▶ **Material supplied**:

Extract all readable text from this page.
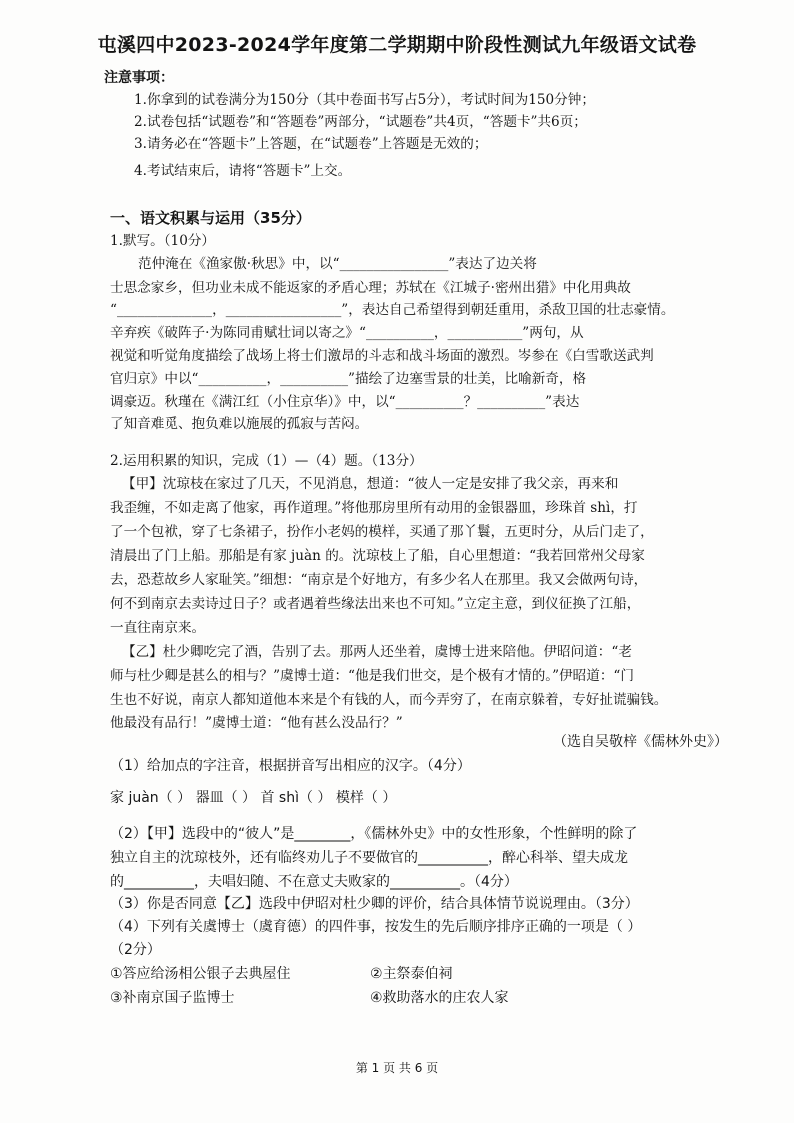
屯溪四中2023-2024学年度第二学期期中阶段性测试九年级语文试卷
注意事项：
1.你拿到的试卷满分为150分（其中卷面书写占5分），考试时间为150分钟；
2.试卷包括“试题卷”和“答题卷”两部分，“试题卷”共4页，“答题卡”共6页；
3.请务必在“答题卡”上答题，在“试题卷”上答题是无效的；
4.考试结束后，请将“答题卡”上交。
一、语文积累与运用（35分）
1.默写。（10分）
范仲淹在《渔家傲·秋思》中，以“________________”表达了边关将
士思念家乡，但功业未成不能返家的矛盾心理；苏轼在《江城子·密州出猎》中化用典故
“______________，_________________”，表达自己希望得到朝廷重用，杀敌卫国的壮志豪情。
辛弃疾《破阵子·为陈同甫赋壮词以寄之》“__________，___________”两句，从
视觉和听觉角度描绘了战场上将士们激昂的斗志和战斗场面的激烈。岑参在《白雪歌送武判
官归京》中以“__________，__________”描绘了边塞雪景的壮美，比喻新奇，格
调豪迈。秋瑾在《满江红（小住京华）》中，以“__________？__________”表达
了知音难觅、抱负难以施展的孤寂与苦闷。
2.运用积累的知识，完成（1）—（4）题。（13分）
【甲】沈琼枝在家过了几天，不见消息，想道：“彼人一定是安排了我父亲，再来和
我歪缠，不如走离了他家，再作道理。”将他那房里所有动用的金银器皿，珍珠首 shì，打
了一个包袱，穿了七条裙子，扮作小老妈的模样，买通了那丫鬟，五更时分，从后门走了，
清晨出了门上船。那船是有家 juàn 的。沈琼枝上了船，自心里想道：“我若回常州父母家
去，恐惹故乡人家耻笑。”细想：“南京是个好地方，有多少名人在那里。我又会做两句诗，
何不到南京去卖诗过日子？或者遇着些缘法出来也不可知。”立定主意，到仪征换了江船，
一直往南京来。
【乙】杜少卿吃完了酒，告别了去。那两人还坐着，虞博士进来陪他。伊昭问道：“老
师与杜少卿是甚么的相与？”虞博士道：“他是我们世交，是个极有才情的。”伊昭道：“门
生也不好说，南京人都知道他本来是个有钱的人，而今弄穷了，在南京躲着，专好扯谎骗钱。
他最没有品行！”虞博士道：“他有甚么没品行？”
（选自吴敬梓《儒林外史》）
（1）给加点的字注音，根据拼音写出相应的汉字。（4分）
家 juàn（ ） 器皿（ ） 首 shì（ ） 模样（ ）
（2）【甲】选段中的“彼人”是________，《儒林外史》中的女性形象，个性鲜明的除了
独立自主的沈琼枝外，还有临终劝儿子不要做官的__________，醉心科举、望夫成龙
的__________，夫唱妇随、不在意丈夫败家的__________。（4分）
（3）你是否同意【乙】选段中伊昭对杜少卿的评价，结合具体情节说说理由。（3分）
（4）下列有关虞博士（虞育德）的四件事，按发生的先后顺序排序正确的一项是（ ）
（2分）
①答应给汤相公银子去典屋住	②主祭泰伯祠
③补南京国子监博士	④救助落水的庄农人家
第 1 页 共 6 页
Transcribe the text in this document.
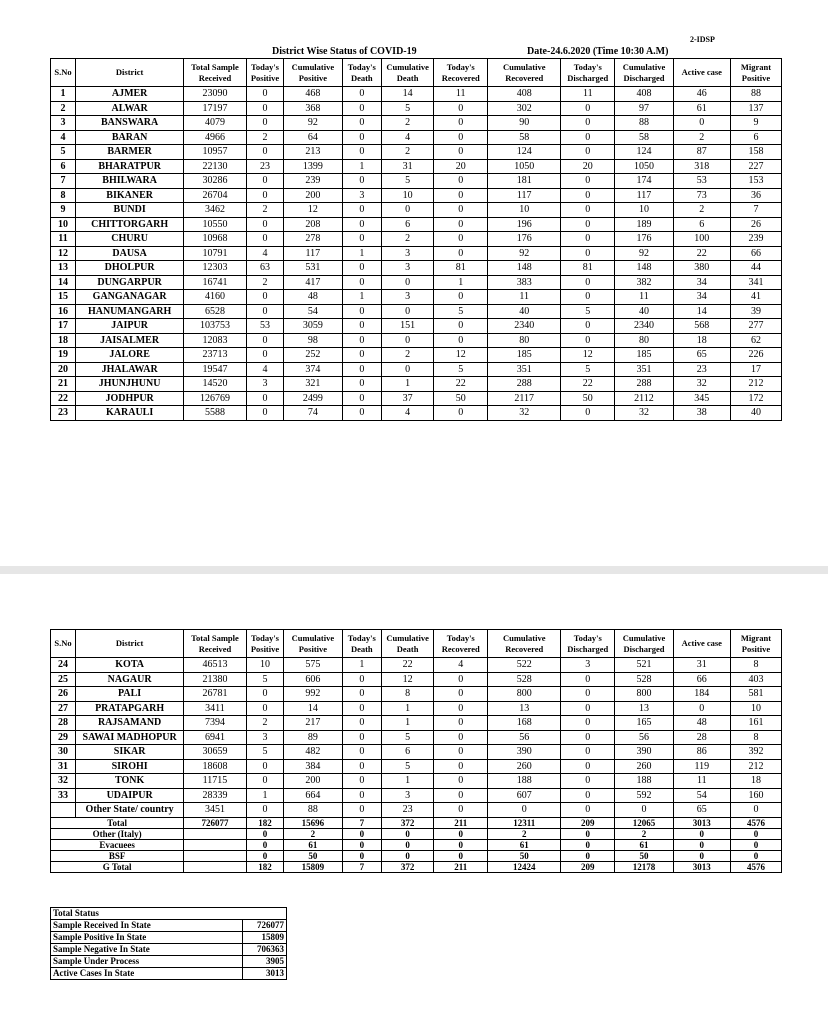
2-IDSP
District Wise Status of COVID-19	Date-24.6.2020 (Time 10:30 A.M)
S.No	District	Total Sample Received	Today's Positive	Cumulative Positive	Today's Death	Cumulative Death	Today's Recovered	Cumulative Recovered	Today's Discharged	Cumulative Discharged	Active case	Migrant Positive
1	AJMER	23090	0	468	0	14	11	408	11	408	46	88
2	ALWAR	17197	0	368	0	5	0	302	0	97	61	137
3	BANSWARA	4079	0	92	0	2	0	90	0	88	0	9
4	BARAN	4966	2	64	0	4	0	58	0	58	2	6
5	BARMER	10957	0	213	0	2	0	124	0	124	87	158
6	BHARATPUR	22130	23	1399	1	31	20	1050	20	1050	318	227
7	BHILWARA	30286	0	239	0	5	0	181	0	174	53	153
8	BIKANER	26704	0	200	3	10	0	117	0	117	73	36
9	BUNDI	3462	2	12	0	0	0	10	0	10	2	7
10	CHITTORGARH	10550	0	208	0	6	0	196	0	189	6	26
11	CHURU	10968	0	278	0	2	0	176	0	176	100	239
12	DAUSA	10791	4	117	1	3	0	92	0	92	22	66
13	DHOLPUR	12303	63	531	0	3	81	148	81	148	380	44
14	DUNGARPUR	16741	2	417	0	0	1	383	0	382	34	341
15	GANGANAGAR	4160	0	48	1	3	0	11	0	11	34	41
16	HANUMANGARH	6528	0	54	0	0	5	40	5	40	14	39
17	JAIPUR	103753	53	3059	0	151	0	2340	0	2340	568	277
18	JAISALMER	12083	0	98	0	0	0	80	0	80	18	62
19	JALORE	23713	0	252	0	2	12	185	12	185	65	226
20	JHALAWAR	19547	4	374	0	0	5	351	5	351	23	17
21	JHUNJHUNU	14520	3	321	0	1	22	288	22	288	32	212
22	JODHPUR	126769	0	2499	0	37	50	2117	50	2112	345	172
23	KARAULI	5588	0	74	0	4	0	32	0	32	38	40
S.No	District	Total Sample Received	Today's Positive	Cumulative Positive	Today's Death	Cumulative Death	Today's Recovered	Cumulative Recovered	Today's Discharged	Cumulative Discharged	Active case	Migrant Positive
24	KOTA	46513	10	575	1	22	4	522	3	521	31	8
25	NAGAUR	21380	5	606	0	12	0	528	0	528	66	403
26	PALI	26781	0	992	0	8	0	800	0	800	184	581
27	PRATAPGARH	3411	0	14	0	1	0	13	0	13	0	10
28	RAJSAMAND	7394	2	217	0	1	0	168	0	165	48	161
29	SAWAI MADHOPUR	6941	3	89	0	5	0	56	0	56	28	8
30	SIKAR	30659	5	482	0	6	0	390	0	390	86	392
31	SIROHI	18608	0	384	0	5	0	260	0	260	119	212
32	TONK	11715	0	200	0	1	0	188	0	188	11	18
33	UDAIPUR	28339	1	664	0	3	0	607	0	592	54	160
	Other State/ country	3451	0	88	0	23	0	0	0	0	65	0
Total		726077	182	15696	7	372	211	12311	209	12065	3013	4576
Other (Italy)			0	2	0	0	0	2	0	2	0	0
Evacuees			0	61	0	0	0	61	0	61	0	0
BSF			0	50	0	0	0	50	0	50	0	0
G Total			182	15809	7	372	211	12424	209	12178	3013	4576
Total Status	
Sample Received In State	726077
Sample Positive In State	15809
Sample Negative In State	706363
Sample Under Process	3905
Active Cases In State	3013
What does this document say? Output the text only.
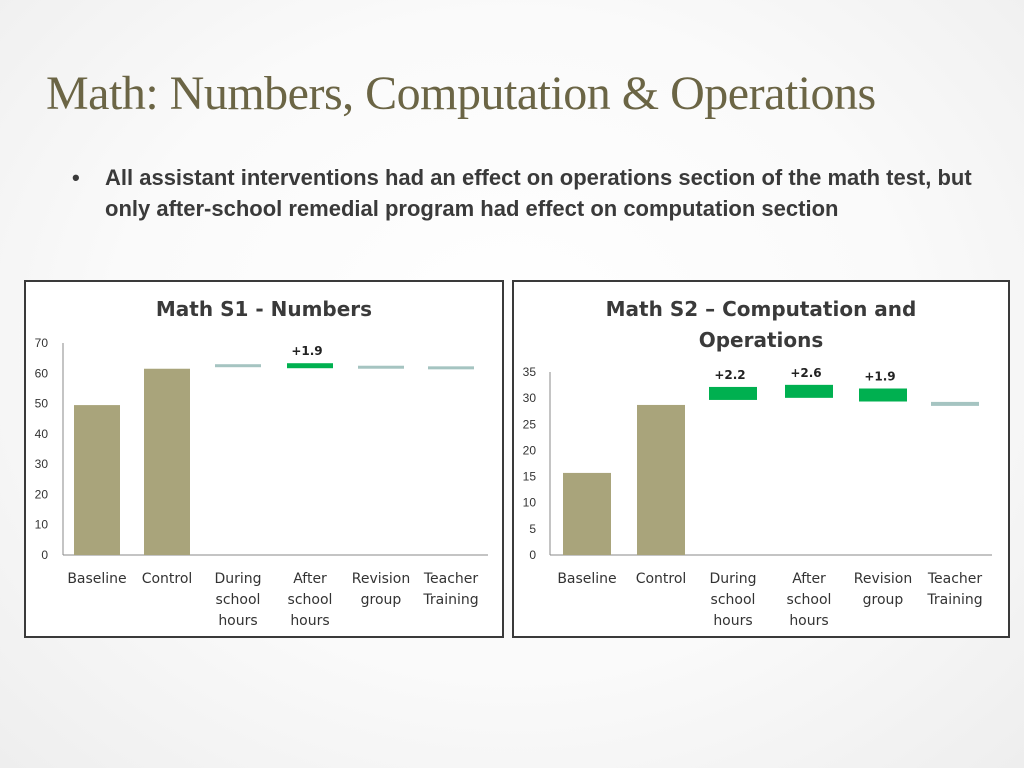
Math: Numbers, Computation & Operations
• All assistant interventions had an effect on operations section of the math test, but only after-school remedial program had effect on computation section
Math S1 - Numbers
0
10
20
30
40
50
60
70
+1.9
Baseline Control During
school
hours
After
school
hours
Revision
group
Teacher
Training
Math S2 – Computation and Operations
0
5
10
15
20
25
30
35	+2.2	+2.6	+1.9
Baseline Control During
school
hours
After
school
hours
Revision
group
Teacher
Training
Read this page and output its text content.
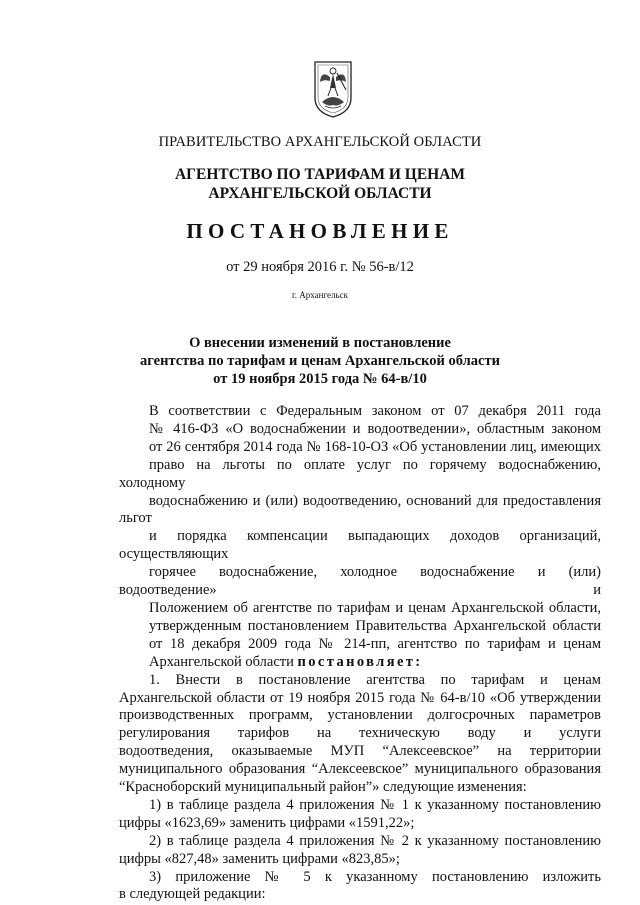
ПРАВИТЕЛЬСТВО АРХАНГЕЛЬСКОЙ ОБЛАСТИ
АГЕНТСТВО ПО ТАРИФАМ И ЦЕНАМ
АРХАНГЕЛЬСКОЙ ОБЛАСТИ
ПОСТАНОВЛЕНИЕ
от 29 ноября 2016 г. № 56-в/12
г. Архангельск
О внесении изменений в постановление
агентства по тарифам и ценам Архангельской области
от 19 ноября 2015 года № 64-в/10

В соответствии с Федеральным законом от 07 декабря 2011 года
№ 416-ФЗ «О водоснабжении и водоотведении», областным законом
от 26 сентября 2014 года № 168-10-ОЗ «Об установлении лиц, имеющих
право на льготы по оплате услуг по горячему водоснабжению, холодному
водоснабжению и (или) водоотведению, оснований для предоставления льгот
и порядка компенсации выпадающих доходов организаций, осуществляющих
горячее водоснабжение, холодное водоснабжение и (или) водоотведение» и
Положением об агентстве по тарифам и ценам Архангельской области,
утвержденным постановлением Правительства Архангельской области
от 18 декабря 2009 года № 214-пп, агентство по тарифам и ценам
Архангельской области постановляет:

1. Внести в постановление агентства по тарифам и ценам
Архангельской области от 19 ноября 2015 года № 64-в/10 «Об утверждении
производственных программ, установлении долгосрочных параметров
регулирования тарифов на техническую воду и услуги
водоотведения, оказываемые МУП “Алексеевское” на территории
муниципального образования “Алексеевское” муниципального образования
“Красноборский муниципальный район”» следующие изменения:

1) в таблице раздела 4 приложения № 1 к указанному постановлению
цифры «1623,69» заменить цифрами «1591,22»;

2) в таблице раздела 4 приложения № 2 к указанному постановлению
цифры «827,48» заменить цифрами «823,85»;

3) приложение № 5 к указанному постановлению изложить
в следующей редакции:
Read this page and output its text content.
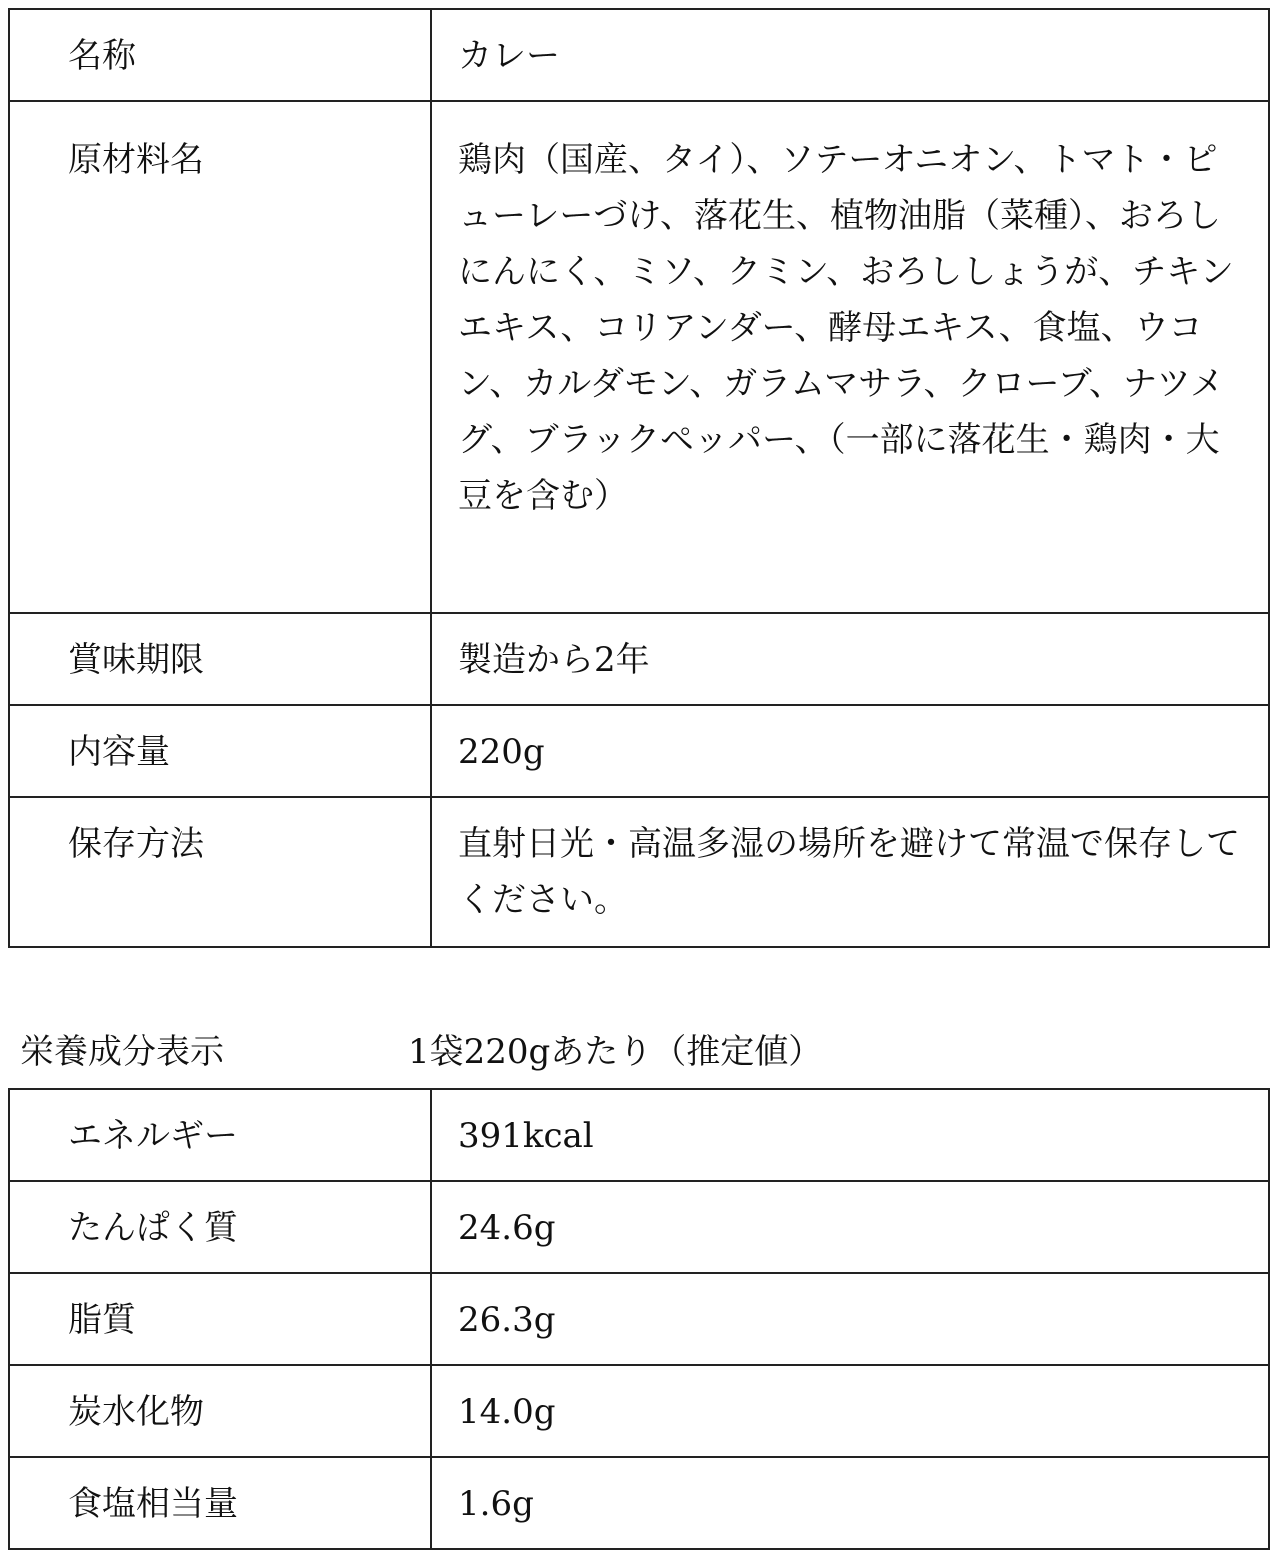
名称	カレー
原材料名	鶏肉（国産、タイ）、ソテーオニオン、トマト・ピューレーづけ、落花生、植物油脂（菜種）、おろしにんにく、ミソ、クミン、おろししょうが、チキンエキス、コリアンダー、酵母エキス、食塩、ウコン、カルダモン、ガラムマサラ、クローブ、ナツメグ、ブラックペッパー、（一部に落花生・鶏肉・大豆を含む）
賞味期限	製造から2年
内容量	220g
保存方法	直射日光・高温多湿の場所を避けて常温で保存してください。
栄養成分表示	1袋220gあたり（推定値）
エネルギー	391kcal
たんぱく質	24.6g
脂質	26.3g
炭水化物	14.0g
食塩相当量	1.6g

▶ **Work required**: Identify and list each line with the word "постановлению".

▶ **Exercise result**:
1) в таблице раздела 4 приложения № 1 к указанному постановлению
2) в таблице раздела 4 приложения № 2 к указанному постановлению
3) приложение № 5 к указанному постановлению изложить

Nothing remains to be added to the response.